▶ [What you have to do]: Skip the pictures. Transcribe the rest of the data below without changing a word.

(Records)
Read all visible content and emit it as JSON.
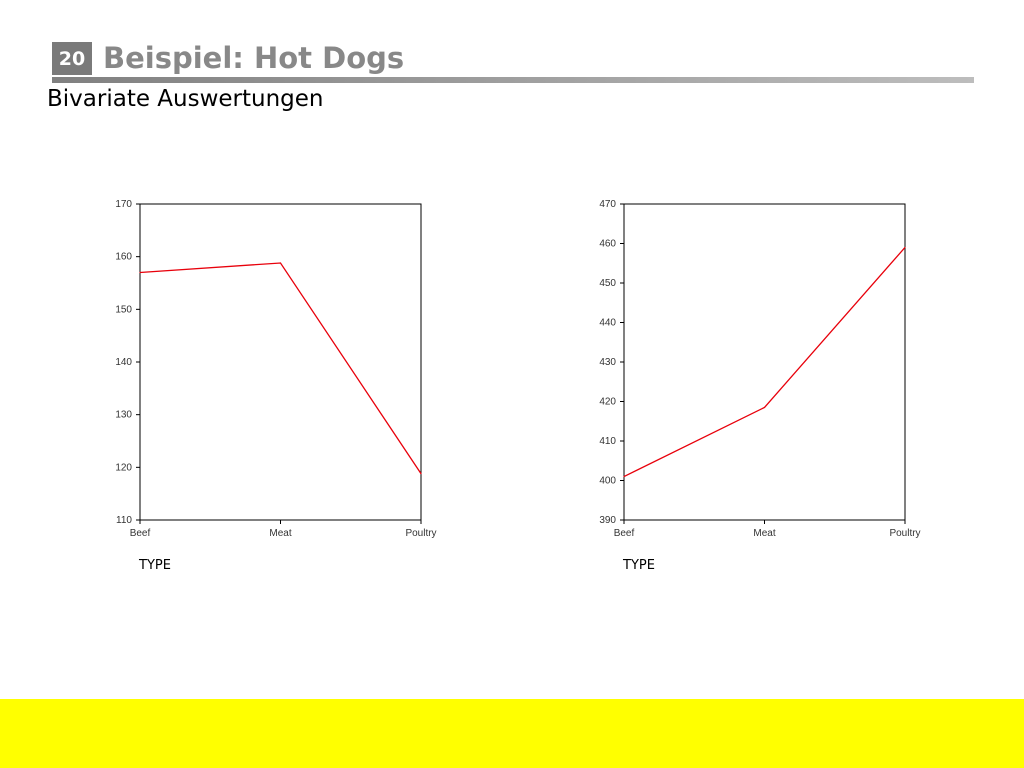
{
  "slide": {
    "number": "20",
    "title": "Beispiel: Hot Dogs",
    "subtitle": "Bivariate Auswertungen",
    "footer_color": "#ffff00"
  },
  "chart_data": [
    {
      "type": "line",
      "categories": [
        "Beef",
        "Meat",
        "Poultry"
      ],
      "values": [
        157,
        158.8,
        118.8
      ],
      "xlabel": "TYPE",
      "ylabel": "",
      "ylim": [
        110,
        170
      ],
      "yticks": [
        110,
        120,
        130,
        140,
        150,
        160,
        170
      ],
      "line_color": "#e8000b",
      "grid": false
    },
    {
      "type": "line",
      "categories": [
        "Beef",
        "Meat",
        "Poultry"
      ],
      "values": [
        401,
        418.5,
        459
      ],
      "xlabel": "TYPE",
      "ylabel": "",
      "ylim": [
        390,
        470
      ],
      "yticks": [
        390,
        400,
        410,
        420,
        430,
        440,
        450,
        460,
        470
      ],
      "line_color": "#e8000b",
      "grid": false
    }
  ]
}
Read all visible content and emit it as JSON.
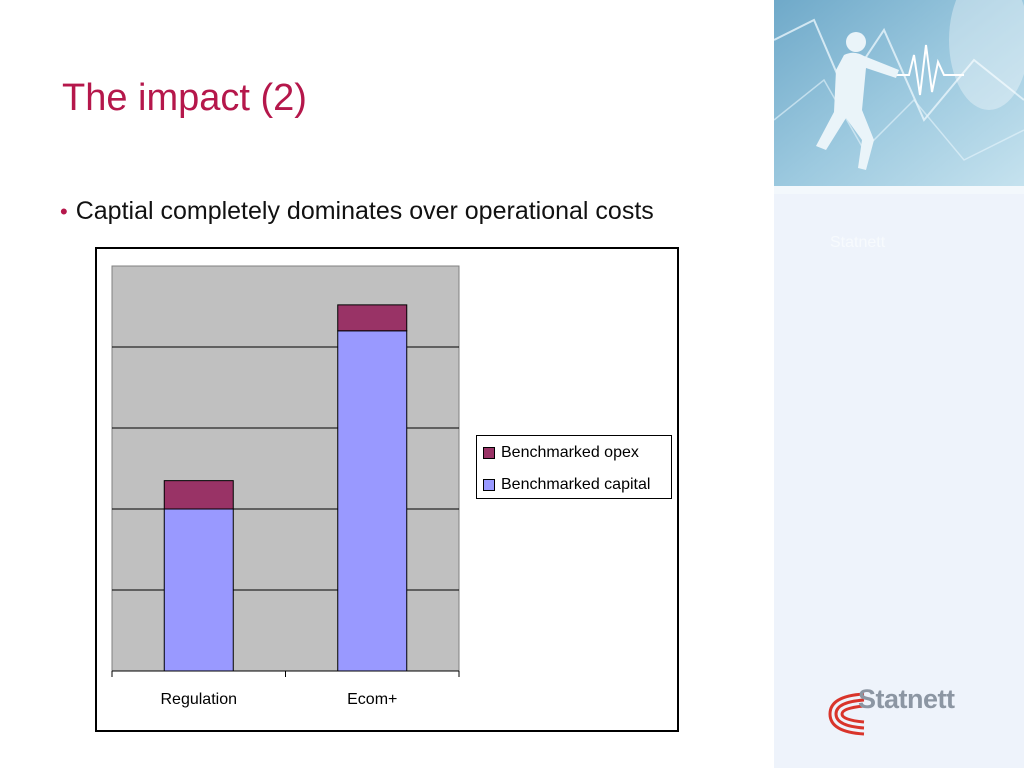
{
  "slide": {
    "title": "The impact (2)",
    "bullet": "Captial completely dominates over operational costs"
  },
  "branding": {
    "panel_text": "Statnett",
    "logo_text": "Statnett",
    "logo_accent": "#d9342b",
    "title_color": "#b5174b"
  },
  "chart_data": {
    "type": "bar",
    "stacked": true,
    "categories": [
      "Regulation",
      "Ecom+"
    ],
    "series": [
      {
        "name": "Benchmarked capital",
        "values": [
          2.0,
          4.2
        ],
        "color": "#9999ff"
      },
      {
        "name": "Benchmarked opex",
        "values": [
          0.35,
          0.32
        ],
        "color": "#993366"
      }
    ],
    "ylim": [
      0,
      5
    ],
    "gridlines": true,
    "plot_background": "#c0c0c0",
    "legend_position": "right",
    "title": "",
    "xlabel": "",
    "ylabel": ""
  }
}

▶ [Answer for this exercise]:
Read all visible content and emit it as JSON.
{
  "slide": {
    "number": "20",
    "title": "Beispiel: Hot Dogs",
    "subtitle": "Bivariate Auswertungen",
    "footer_color": "#ffff00"
  },
  "chart_data": [
    {
      "type": "line",
      "categories": [
        "Beef",
        "Meat",
        "Poultry"
      ],
      "values": [
        157,
        158.8,
        118.8
      ],
      "xlabel": "TYPE",
      "ylabel": "",
      "ylim": [
        110,
        170
      ],
      "yticks": [
        110,
        120,
        130,
        140,
        150,
        160,
        170
      ],
      "line_color": "#e8000b",
      "grid": false
    },
    {
      "type": "line",
      "categories": [
        "Beef",
        "Meat",
        "Poultry"
      ],
      "values": [
        401,
        418.5,
        459
      ],
      "xlabel": "TYPE",
      "ylabel": "",
      "ylim": [
        390,
        470
      ],
      "yticks": [
        390,
        400,
        410,
        420,
        430,
        440,
        450,
        460,
        470
      ],
      "line_color": "#e8000b",
      "grid": false
    }
  ]
}
Read all visible content and emit it as JSON.
{
  "slide": {
    "title": "The impact (2)",
    "bullet": "Captial completely dominates over operational costs"
  },
  "branding": {
    "panel_text": "Statnett",
    "logo_text": "Statnett",
    "logo_accent": "#d9342b",
    "title_color": "#b5174b"
  },
  "chart_data": {
    "type": "bar",
    "stacked": true,
    "categories": [
      "Regulation",
      "Ecom+"
    ],
    "series": [
      {
        "name": "Benchmarked capital",
        "values": [
          2.0,
          4.2
        ],
        "color": "#9999ff"
      },
      {
        "name": "Benchmarked opex",
        "values": [
          0.35,
          0.32
        ],
        "color": "#993366"
      }
    ],
    "ylim": [
      0,
      5
    ],
    "gridlines": true,
    "plot_background": "#c0c0c0",
    "legend_position": "right",
    "title": "",
    "xlabel": "",
    "ylabel": ""
  }
}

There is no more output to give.